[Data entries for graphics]
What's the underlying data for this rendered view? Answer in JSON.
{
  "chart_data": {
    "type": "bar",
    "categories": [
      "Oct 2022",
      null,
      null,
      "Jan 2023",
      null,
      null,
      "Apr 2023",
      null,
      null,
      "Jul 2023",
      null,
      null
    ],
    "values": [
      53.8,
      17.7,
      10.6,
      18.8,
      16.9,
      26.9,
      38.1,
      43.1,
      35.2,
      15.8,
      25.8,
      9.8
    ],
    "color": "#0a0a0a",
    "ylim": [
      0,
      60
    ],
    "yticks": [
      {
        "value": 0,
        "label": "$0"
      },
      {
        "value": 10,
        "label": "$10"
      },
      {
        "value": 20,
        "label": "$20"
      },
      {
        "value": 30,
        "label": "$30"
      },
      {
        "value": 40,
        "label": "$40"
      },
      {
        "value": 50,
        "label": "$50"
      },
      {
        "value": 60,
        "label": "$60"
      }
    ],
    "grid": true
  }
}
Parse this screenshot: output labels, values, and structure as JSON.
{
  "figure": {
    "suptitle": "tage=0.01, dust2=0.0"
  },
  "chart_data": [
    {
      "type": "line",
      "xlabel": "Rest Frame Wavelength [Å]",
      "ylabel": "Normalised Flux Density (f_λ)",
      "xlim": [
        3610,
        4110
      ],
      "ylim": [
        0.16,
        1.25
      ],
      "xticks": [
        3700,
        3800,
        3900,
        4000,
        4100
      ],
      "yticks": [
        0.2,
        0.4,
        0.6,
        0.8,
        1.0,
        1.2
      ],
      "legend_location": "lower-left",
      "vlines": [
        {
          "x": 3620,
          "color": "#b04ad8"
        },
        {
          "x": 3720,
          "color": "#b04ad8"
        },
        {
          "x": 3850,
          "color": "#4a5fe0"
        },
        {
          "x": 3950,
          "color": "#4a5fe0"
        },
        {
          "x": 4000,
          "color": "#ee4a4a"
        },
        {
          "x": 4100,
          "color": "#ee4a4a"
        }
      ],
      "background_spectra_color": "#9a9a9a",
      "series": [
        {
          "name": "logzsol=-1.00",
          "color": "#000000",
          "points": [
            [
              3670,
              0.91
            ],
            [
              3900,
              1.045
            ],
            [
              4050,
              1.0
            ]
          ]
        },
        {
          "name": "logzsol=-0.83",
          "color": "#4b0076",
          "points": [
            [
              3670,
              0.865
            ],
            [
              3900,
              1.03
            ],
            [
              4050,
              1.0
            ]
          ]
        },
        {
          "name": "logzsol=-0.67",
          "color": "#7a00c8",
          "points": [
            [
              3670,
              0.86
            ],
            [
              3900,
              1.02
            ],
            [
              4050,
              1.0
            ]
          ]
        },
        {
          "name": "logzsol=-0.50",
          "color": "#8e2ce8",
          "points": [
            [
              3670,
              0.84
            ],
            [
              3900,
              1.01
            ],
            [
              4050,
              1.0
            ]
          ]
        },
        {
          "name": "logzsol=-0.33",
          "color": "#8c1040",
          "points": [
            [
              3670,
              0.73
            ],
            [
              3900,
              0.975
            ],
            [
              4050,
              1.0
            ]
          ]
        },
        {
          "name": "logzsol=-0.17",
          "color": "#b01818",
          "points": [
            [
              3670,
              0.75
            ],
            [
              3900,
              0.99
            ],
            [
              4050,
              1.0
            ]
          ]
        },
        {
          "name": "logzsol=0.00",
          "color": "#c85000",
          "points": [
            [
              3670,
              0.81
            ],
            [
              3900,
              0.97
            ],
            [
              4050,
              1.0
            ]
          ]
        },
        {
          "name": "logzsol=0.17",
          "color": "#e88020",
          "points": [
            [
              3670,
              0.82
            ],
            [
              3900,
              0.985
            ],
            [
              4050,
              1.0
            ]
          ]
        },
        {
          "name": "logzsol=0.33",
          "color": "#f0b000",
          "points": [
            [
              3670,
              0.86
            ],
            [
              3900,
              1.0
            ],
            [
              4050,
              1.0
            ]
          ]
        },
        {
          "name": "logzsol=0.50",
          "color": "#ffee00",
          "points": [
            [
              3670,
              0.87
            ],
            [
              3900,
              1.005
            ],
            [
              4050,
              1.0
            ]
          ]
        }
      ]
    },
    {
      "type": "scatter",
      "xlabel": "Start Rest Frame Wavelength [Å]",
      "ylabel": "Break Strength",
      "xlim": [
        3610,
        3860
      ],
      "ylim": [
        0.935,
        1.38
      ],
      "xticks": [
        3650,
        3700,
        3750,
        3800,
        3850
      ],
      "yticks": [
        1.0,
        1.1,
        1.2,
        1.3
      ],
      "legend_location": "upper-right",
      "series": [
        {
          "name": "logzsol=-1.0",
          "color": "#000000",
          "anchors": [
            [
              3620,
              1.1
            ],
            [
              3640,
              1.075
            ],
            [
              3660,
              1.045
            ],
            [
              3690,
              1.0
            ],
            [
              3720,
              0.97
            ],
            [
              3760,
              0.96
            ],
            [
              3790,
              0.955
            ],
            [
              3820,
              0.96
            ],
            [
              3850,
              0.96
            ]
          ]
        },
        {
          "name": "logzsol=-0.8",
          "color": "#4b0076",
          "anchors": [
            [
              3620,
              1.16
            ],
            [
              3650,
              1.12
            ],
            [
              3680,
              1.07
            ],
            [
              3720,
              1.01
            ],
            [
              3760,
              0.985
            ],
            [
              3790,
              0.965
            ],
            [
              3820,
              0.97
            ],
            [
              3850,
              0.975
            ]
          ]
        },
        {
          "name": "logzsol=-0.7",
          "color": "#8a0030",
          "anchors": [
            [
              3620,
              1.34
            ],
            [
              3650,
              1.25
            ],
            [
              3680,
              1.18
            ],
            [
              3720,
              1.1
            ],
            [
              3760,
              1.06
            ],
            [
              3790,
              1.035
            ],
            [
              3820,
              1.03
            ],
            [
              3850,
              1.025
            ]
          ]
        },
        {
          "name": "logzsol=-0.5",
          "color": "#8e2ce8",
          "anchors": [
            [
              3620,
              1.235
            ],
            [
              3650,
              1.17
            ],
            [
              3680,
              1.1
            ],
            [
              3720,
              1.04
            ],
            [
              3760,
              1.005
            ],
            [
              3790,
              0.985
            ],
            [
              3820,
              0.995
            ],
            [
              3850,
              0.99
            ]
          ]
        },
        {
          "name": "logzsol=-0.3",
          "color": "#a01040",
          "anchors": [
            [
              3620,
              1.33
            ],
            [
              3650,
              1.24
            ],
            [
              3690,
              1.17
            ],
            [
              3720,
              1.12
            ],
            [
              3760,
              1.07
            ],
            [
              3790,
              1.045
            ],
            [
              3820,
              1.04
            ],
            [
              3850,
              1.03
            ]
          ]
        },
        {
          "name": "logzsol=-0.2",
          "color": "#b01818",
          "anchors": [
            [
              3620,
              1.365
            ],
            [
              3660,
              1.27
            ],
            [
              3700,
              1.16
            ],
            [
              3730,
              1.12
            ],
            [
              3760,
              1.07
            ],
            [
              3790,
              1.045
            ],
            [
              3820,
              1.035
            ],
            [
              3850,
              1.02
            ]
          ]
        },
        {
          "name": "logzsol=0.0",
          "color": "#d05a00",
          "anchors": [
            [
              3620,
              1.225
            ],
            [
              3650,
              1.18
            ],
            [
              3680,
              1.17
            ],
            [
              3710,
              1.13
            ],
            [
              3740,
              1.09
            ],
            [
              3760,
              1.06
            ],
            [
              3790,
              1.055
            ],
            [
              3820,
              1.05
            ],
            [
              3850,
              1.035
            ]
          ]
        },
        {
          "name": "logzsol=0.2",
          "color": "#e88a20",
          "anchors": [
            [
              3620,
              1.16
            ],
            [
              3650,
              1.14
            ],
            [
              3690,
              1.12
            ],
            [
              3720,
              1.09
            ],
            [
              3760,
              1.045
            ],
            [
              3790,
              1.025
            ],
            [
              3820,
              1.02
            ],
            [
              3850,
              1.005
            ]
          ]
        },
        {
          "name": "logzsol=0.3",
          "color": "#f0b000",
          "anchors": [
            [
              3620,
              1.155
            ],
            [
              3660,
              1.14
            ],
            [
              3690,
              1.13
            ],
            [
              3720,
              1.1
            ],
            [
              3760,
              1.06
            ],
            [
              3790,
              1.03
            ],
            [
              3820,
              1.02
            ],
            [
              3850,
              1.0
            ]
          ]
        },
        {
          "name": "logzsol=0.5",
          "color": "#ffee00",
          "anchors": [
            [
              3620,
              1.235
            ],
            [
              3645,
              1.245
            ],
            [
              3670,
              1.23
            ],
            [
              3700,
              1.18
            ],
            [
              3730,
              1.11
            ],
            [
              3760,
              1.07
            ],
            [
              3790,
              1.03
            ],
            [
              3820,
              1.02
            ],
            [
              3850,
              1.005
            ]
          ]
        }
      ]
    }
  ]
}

:: CHALLENGE ::
Scan the records above and report how many lines include the word "Frame", without any other text.

:: COMPLETE ANSWER ::
2